■ **Work to do**: All of the entries must be reproduced exactly, with no images carried over.

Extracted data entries
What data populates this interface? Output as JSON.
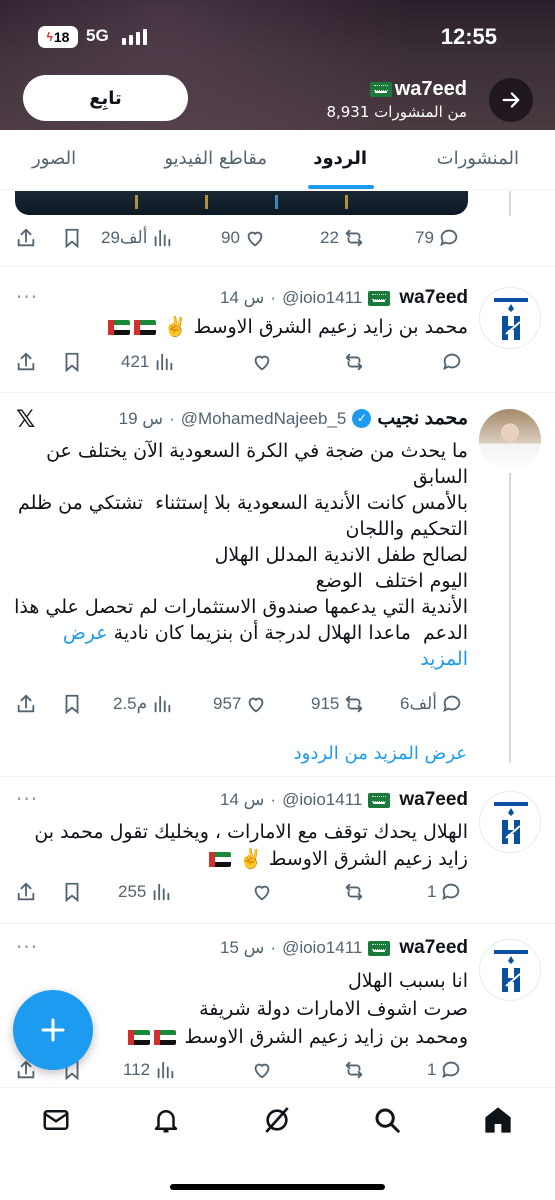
{
  "status_bar": {
    "time": "12:55",
    "battery": "18",
    "network": "5G"
  },
  "profile": {
    "name": "wa7eed",
    "posts_count": "8,931 من المنشورات",
    "follow_label": "تابِع"
  },
  "tabs": [
    {
      "label": "المنشورات",
      "active": false
    },
    {
      "label": "الردود",
      "active": true
    },
    {
      "label": "مقاطع الفيديو",
      "active": false
    },
    {
      "label": "الصور",
      "active": false
    }
  ],
  "first_actions": {
    "replies": "79",
    "reposts": "22",
    "likes": "90",
    "views": "29ألف"
  },
  "tweets": [
    {
      "name": "wa7eed",
      "handle": "@ioio1411",
      "time": "14 س",
      "text": "محمد بن زايد زعيم الشرق الاوسط ✌️",
      "replies": "",
      "reposts": "",
      "likes": "",
      "views": "421"
    },
    {
      "name": "محمد نجيب",
      "handle": "@MohamedNajeeb_5",
      "time": "19 س",
      "text": "ما يحدث من ضجة في الكرة السعودية الآن يختلف عن السابق\nبالأمس كانت الأندية السعودية بلا إستثناء  تشتكي من ظلم التحكيم واللجان\nلصالح طفل الاندية المدلل الهلال\nاليوم اختلف  الوضع\nالأندية التي يدعمها صندوق الاستثمارات لم تحصل علي هذا الدعم  ماعدا الهلال لدرجة أن بنزيما كان نادية ",
      "show_more": "عرض المزيد",
      "replies": "6ألف",
      "reposts": "915",
      "likes": "957",
      "views": "2.5م"
    },
    {
      "name": "wa7eed",
      "handle": "@ioio1411",
      "time": "14 س",
      "text": "الهلال يحدك توقف مع الامارات ، ويخليك تقول محمد بن زايد زعيم الشرق الاوسط ✌️",
      "replies": "1",
      "reposts": "",
      "likes": "",
      "views": "255"
    },
    {
      "name": "wa7eed",
      "handle": "@ioio1411",
      "time": "15 س",
      "text": "انا بسبب الهلال\nصرت اشوف الامارات دولة شريفة\nومحمد بن زايد زعيم الشرق الاوسط",
      "replies": "1",
      "reposts": "",
      "likes": "",
      "views": "112"
    }
  ],
  "show_more_replies": "عرض المزيد من الردود",
  "icons": {
    "back": "arrow-right-icon",
    "compose": "plus-icon",
    "nav": [
      "mail-icon",
      "bell-icon",
      "grok-icon",
      "search-icon",
      "home-icon"
    ]
  },
  "colors": {
    "accent": "#1d9bf0",
    "text": "#0f1419",
    "muted": "#536471"
  }
}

■ **Exercise response**:
What data populates this interface? Output as JSON.
{
  "status_bar": {
    "time": "12:55",
    "battery": "18",
    "network": "5G"
  },
  "profile": {
    "name": "wa7eed",
    "posts_count": "8,931 من المنشورات",
    "follow_label": "تابِع"
  },
  "tabs": [
    {
      "label": "المنشورات",
      "active": false
    },
    {
      "label": "الردود",
      "active": true
    },
    {
      "label": "مقاطع الفيديو",
      "active": false
    },
    {
      "label": "الصور",
      "active": false
    }
  ],
  "first_actions": {
    "replies": "79",
    "reposts": "22",
    "likes": "90",
    "views": "29ألف"
  },
  "tweets": [
    {
      "name": "wa7eed",
      "handle": "@ioio1411",
      "time": "14 س",
      "text": "محمد بن زايد زعيم الشرق الاوسط ✌️",
      "replies": "",
      "reposts": "",
      "likes": "",
      "views": "421"
    },
    {
      "name": "محمد نجيب",
      "handle": "@MohamedNajeeb_5",
      "time": "19 س",
      "text": "ما يحدث من ضجة في الكرة السعودية الآن يختلف عن السابق\nبالأمس كانت الأندية السعودية بلا إستثناء  تشتكي من ظلم التحكيم واللجان\nلصالح طفل الاندية المدلل الهلال\nاليوم اختلف  الوضع\nالأندية التي يدعمها صندوق الاستثمارات لم تحصل علي هذا الدعم  ماعدا الهلال لدرجة أن بنزيما كان نادية ",
      "show_more": "عرض المزيد",
      "replies": "6ألف",
      "reposts": "915",
      "likes": "957",
      "views": "2.5م"
    },
    {
      "name": "wa7eed",
      "handle": "@ioio1411",
      "time": "14 س",
      "text": "الهلال يحدك توقف مع الامارات ، ويخليك تقول محمد بن زايد زعيم الشرق الاوسط ✌️",
      "replies": "1",
      "reposts": "",
      "likes": "",
      "views": "255"
    },
    {
      "name": "wa7eed",
      "handle": "@ioio1411",
      "time": "15 س",
      "text": "انا بسبب الهلال\nصرت اشوف الامارات دولة شريفة\nومحمد بن زايد زعيم الشرق الاوسط",
      "replies": "1",
      "reposts": "",
      "likes": "",
      "views": "112"
    }
  ],
  "show_more_replies": "عرض المزيد من الردود",
  "icons": {
    "back": "arrow-right-icon",
    "compose": "plus-icon",
    "nav": [
      "mail-icon",
      "bell-icon",
      "grok-icon",
      "search-icon",
      "home-icon"
    ]
  },
  "colors": {
    "accent": "#1d9bf0",
    "text": "#0f1419",
    "muted": "#536471"
  }
}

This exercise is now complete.